··· Given data

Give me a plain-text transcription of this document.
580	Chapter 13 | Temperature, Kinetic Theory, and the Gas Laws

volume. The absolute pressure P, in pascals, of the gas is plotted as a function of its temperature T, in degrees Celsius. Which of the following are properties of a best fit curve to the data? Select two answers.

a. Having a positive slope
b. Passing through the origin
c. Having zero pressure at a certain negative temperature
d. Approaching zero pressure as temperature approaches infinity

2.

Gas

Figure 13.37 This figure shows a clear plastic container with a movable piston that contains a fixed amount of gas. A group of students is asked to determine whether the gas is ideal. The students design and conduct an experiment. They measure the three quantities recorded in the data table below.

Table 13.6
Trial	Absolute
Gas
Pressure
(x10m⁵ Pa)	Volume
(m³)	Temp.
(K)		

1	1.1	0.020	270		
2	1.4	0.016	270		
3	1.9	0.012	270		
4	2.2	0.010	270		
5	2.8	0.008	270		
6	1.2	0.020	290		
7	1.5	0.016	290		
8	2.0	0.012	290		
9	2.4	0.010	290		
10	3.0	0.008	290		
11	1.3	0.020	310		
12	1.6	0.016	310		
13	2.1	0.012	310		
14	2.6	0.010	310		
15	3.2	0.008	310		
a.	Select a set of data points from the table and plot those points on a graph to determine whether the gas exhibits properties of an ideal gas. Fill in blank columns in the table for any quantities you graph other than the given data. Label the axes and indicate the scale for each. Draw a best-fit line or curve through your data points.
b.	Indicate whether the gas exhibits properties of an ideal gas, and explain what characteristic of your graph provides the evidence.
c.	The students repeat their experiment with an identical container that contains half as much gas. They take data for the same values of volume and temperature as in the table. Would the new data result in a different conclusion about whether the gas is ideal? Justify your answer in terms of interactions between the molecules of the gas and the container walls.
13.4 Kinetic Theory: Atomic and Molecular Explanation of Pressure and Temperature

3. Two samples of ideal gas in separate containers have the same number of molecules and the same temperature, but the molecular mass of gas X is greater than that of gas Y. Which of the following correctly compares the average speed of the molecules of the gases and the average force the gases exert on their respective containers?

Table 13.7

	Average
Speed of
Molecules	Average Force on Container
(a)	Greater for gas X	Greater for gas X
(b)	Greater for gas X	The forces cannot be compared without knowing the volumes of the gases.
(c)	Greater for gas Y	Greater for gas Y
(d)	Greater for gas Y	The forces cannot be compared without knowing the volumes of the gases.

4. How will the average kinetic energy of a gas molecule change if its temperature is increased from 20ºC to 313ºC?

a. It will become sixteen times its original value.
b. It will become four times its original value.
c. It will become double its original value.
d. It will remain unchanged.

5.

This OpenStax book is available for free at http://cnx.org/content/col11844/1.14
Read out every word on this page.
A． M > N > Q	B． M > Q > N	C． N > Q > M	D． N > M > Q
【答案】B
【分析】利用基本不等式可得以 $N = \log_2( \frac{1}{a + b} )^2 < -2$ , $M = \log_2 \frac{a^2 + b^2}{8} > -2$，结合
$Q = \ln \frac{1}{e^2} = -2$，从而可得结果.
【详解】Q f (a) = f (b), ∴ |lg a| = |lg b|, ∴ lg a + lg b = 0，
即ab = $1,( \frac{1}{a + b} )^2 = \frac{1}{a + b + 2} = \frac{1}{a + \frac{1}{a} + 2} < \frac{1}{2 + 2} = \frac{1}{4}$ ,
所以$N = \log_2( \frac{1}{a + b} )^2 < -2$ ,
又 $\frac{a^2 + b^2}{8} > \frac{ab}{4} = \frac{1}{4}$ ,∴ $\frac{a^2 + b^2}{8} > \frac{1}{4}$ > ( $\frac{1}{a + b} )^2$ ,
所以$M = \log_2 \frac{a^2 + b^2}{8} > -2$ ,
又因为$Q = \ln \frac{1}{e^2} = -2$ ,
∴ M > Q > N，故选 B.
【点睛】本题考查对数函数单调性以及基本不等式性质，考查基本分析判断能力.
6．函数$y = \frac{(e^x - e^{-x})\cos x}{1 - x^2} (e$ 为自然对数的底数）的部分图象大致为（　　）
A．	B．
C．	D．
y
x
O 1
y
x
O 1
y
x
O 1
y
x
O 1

······

What you are asked to do
Starting at the line with "Read out every word on this page.", copy every line up to and including the last one in the entries above.

Exercise output
Read out every word on this page.
A． M > N > Q	B． M > Q > N	C． N > Q > M	D． N > M > Q
【答案】B
【分析】利用基本不等式可得以 $N = \log_2( \frac{1}{a + b} )^2 < -2$ , $M = \log_2 \frac{a^2 + b^2}{8} > -2$，结合
$Q = \ln \frac{1}{e^2} = -2$，从而可得结果.
【详解】Q f (a) = f (b), ∴ |lg a| = |lg b|, ∴ lg a + lg b = 0，
即ab = $1,( \frac{1}{a + b} )^2 = \frac{1}{a + b + 2} = \frac{1}{a + \frac{1}{a} + 2} < \frac{1}{2 + 2} = \frac{1}{4}$ ,
所以$N = \log_2( \frac{1}{a + b} )^2 < -2$ ,
又 $\frac{a^2 + b^2}{8} > \frac{ab}{4} = \frac{1}{4}$ ,∴ $\frac{a^2 + b^2}{8} > \frac{1}{4}$ > ( $\frac{1}{a + b} )^2$ ,
所以$M = \log_2 \frac{a^2 + b^2}{8} > -2$ ,
又因为$Q = \ln \frac{1}{e^2} = -2$ ,
∴ M > Q > N，故选 B.
【点睛】本题考查对数函数单调性以及基本不等式性质，考查基本分析判断能力.
6．函数$y = \frac{(e^x - e^{-x})\cos x}{1 - x^2} (e$ 为自然对数的底数）的部分图象大致为（　　）
A．	B．
C．	D．
y
x
O 1
y
x
O 1
y
x
O 1
y
x
O 1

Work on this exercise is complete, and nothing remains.